### REQUIRED WORK
Retype all material exactly. Pictures stay out of the copy.

= = =

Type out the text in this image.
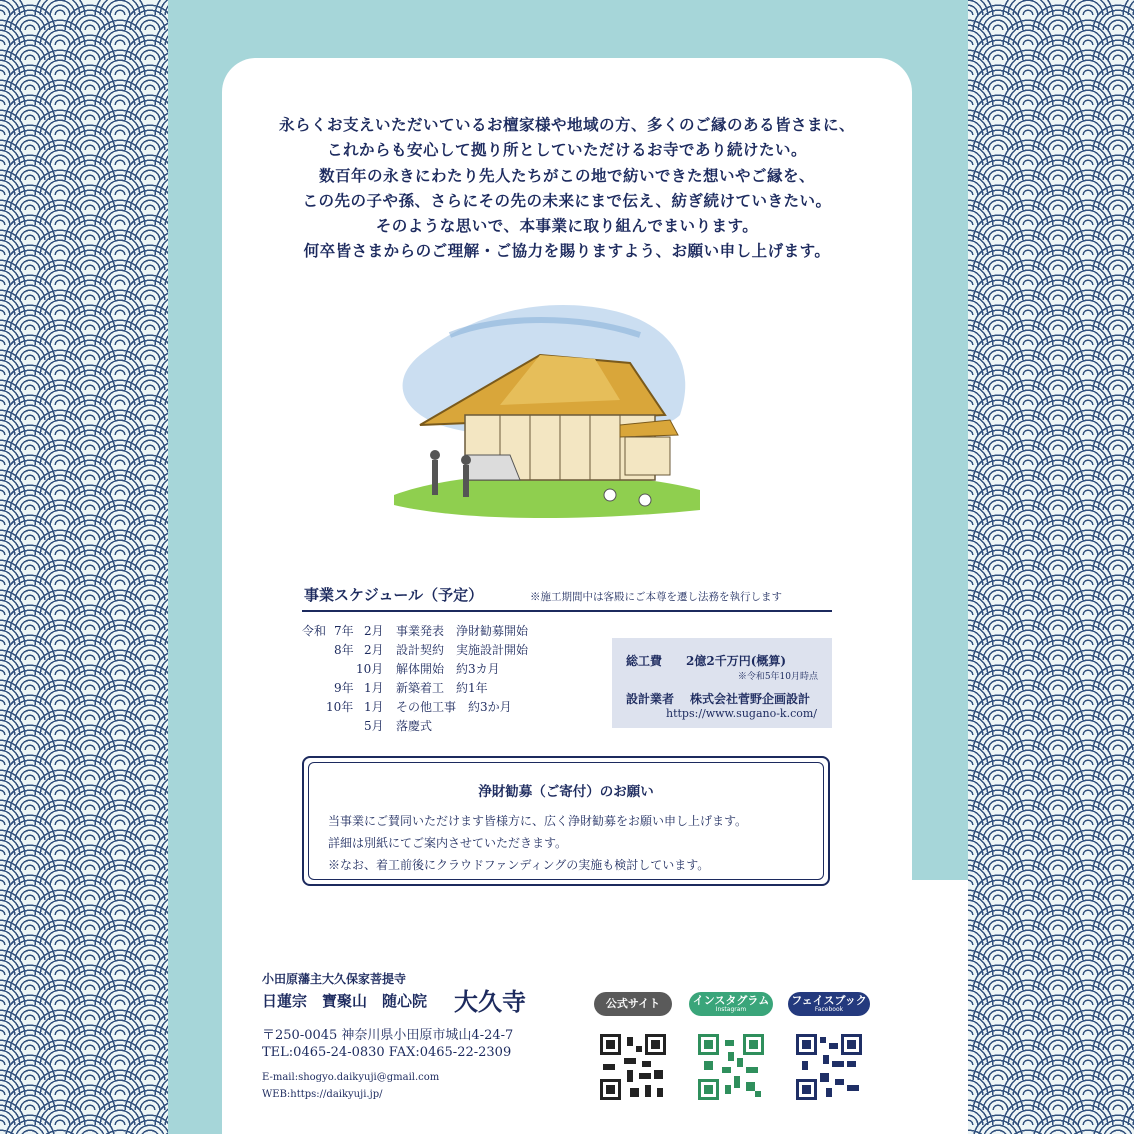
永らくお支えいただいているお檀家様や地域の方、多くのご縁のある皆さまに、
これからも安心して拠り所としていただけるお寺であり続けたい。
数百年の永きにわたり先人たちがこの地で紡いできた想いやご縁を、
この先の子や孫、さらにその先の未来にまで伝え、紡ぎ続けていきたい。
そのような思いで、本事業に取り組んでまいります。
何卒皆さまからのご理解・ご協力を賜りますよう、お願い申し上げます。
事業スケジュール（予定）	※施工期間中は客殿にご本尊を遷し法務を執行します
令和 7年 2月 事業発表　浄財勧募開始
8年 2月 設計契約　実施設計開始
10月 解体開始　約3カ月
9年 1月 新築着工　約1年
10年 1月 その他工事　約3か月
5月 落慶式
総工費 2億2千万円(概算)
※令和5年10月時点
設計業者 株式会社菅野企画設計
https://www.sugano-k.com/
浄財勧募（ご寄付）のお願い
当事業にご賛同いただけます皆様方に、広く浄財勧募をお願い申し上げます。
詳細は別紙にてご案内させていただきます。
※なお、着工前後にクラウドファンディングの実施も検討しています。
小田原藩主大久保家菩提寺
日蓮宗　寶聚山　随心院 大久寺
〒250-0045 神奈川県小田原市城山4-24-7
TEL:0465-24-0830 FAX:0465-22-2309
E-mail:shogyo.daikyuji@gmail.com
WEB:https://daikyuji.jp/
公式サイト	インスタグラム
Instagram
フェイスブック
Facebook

= = =

### EXERCISE RESULT
Type out the text in this image.
永らくお支えいただいているお檀家様や地域の方、多くのご縁のある皆さまに、
これからも安心して拠り所としていただけるお寺であり続けたい。
数百年の永きにわたり先人たちがこの地で紡いできた想いやご縁を、
この先の子や孫、さらにその先の未来にまで伝え、紡ぎ続けていきたい。
そのような思いで、本事業に取り組んでまいります。
何卒皆さまからのご理解・ご協力を賜りますよう、お願い申し上げます。
事業スケジュール（予定）	※施工期間中は客殿にご本尊を遷し法務を執行します
令和 7年 2月 事業発表　浄財勧募開始
8年 2月 設計契約　実施設計開始
10月 解体開始　約3カ月
9年 1月 新築着工　約1年
10年 1月 その他工事　約3か月
5月 落慶式
総工費 2億2千万円(概算)
※令和5年10月時点
設計業者 株式会社菅野企画設計
https://www.sugano-k.com/
浄財勧募（ご寄付）のお願い
当事業にご賛同いただけます皆様方に、広く浄財勧募をお願い申し上げます。
詳細は別紙にてご案内させていただきます。
※なお、着工前後にクラウドファンディングの実施も検討しています。
小田原藩主大久保家菩提寺
日蓮宗　寶聚山　随心院 大久寺
〒250-0045 神奈川県小田原市城山4-24-7
TEL:0465-24-0830 FAX:0465-22-2309
E-mail:shogyo.daikyuji@gmail.com
WEB:https://daikyuji.jp/
公式サイト	インスタグラム
Instagram
フェイスブック
Facebook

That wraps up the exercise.